MATERIAL SHOWN start

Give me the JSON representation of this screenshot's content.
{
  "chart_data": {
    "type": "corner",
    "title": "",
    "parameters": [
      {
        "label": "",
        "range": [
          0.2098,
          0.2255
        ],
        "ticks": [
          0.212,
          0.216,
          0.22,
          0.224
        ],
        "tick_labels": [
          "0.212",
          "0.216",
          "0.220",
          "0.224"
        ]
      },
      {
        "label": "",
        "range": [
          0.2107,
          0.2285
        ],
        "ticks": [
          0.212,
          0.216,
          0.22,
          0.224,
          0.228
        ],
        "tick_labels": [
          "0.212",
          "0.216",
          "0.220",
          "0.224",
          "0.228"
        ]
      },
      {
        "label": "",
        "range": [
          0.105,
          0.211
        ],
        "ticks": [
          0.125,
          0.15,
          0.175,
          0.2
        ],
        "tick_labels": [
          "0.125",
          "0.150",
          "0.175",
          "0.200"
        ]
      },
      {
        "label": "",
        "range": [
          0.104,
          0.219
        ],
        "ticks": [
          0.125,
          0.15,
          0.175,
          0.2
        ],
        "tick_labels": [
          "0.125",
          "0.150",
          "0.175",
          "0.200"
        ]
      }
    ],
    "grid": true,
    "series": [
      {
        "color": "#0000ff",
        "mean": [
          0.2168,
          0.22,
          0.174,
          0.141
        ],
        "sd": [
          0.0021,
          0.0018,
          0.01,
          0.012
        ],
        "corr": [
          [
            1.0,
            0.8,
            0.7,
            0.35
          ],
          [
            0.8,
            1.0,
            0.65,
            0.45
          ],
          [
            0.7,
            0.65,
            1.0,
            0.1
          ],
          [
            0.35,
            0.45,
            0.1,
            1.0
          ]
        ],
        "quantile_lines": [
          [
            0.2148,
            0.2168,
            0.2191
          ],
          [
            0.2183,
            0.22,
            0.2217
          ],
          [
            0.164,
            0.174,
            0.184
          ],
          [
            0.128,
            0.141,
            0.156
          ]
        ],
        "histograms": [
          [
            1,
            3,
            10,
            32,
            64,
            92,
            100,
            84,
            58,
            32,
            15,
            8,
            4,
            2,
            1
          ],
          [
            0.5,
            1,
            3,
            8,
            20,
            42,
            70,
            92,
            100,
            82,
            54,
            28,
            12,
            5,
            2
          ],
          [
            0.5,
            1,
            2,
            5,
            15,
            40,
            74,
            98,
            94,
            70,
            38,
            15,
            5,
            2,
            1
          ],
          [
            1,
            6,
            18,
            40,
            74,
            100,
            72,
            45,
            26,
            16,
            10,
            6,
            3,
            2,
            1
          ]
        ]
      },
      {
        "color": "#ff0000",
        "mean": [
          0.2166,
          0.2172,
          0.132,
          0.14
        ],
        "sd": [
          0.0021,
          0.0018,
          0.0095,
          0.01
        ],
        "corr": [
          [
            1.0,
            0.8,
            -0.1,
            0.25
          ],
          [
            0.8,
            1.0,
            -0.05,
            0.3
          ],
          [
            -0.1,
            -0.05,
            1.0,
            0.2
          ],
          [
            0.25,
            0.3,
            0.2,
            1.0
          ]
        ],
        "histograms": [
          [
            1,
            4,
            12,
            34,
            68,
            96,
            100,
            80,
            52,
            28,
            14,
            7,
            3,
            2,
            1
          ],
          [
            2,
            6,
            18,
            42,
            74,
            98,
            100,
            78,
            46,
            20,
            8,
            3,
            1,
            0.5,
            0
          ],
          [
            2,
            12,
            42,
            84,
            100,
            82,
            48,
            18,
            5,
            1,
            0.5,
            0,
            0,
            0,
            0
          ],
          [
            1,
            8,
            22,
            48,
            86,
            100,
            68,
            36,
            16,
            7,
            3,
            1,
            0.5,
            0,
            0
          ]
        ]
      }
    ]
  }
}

MATERIAL SHOWN end

WHAT YOU NEED TO DO: Using the exact wording, write out all of the records.

TASK OUTPUT:
Give me the JSON representation of this screenshot's content.
{
  "chart_data": {
    "type": "corner",
    "title": "",
    "parameters": [
      {
        "label": "",
        "range": [
          0.2098,
          0.2255
        ],
        "ticks": [
          0.212,
          0.216,
          0.22,
          0.224
        ],
        "tick_labels": [
          "0.212",
          "0.216",
          "0.220",
          "0.224"
        ]
      },
      {
        "label": "",
        "range": [
          0.2107,
          0.2285
        ],
        "ticks": [
          0.212,
          0.216,
          0.22,
          0.224,
          0.228
        ],
        "tick_labels": [
          "0.212",
          "0.216",
          "0.220",
          "0.224",
          "0.228"
        ]
      },
      {
        "label": "",
        "range": [
          0.105,
          0.211
        ],
        "ticks": [
          0.125,
          0.15,
          0.175,
          0.2
        ],
        "tick_labels": [
          "0.125",
          "0.150",
          "0.175",
          "0.200"
        ]
      },
      {
        "label": "",
        "range": [
          0.104,
          0.219
        ],
        "ticks": [
          0.125,
          0.15,
          0.175,
          0.2
        ],
        "tick_labels": [
          "0.125",
          "0.150",
          "0.175",
          "0.200"
        ]
      }
    ],
    "grid": true,
    "series": [
      {
        "color": "#0000ff",
        "mean": [
          0.2168,
          0.22,
          0.174,
          0.141
        ],
        "sd": [
          0.0021,
          0.0018,
          0.01,
          0.012
        ],
        "corr": [
          [
            1.0,
            0.8,
            0.7,
            0.35
          ],
          [
            0.8,
            1.0,
            0.65,
            0.45
          ],
          [
            0.7,
            0.65,
            1.0,
            0.1
          ],
          [
            0.35,
            0.45,
            0.1,
            1.0
          ]
        ],
        "quantile_lines": [
          [
            0.2148,
            0.2168,
            0.2191
          ],
          [
            0.2183,
            0.22,
            0.2217
          ],
          [
            0.164,
            0.174,
            0.184
          ],
          [
            0.128,
            0.141,
            0.156
          ]
        ],
        "histograms": [
          [
            1,
            3,
            10,
            32,
            64,
            92,
            100,
            84,
            58,
            32,
            15,
            8,
            4,
            2,
            1
          ],
          [
            0.5,
            1,
            3,
            8,
            20,
            42,
            70,
            92,
            100,
            82,
            54,
            28,
            12,
            5,
            2
          ],
          [
            0.5,
            1,
            2,
            5,
            15,
            40,
            74,
            98,
            94,
            70,
            38,
            15,
            5,
            2,
            1
          ],
          [
            1,
            6,
            18,
            40,
            74,
            100,
            72,
            45,
            26,
            16,
            10,
            6,
            3,
            2,
            1
          ]
        ]
      },
      {
        "color": "#ff0000",
        "mean": [
          0.2166,
          0.2172,
          0.132,
          0.14
        ],
        "sd": [
          0.0021,
          0.0018,
          0.0095,
          0.01
        ],
        "corr": [
          [
            1.0,
            0.8,
            -0.1,
            0.25
          ],
          [
            0.8,
            1.0,
            -0.05,
            0.3
          ],
          [
            -0.1,
            -0.05,
            1.0,
            0.2
          ],
          [
            0.25,
            0.3,
            0.2,
            1.0
          ]
        ],
        "histograms": [
          [
            1,
            4,
            12,
            34,
            68,
            96,
            100,
            80,
            52,
            28,
            14,
            7,
            3,
            2,
            1
          ],
          [
            2,
            6,
            18,
            42,
            74,
            98,
            100,
            78,
            46,
            20,
            8,
            3,
            1,
            0.5,
            0
          ],
          [
            2,
            12,
            42,
            84,
            100,
            82,
            48,
            18,
            5,
            1,
            0.5,
            0,
            0,
            0,
            0
          ],
          [
            1,
            8,
            22,
            48,
            86,
            100,
            68,
            36,
            16,
            7,
            3,
            1,
            0.5,
            0,
            0
          ]
        ]
      }
    ]
  }
}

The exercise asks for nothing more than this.